▶ BRIEF:
In this exercise, reproduce all the entries that follow exactly.

▶ RAW RECORDS:

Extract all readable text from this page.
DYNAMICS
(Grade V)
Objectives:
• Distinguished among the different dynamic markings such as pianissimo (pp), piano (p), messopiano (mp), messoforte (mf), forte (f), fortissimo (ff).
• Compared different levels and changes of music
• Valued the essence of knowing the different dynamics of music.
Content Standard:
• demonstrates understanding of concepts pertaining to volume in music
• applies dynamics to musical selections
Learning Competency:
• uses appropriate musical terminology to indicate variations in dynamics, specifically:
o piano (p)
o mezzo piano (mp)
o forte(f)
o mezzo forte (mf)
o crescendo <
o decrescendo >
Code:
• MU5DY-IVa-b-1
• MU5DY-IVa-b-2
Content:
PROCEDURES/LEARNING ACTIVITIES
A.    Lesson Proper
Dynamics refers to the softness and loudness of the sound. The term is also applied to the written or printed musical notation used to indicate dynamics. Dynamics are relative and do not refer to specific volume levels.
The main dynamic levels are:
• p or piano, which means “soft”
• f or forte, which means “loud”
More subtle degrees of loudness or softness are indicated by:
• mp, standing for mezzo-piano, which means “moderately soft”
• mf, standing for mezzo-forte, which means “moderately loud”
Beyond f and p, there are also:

▶ RESPONSE TO THIS EXERCISE:
Extract all readable text from this page.
DYNAMICS
(Grade V)
Objectives:
• Distinguished among the different dynamic markings such as pianissimo (pp), piano (p), messopiano (mp), messoforte (mf), forte (f), fortissimo (ff).
• Compared different levels and changes of music
• Valued the essence of knowing the different dynamics of music.
Content Standard:
• demonstrates understanding of concepts pertaining to volume in music
• applies dynamics to musical selections
Learning Competency:
• uses appropriate musical terminology to indicate variations in dynamics, specifically:
o piano (p)
o mezzo piano (mp)
o forte(f)
o mezzo forte (mf)
o crescendo <
o decrescendo >
Code:
• MU5DY-IVa-b-1
• MU5DY-IVa-b-2
Content:
PROCEDURES/LEARNING ACTIVITIES
A.    Lesson Proper
Dynamics refers to the softness and loudness of the sound. The term is also applied to the written or printed musical notation used to indicate dynamics. Dynamics are relative and do not refer to specific volume levels.
The main dynamic levels are:
• p or piano, which means “soft”
• f or forte, which means “loud”
More subtle degrees of loudness or softness are indicated by:
• mp, standing for mezzo-piano, which means “moderately soft”
• mf, standing for mezzo-forte, which means “moderately loud”
Beyond f and p, there are also:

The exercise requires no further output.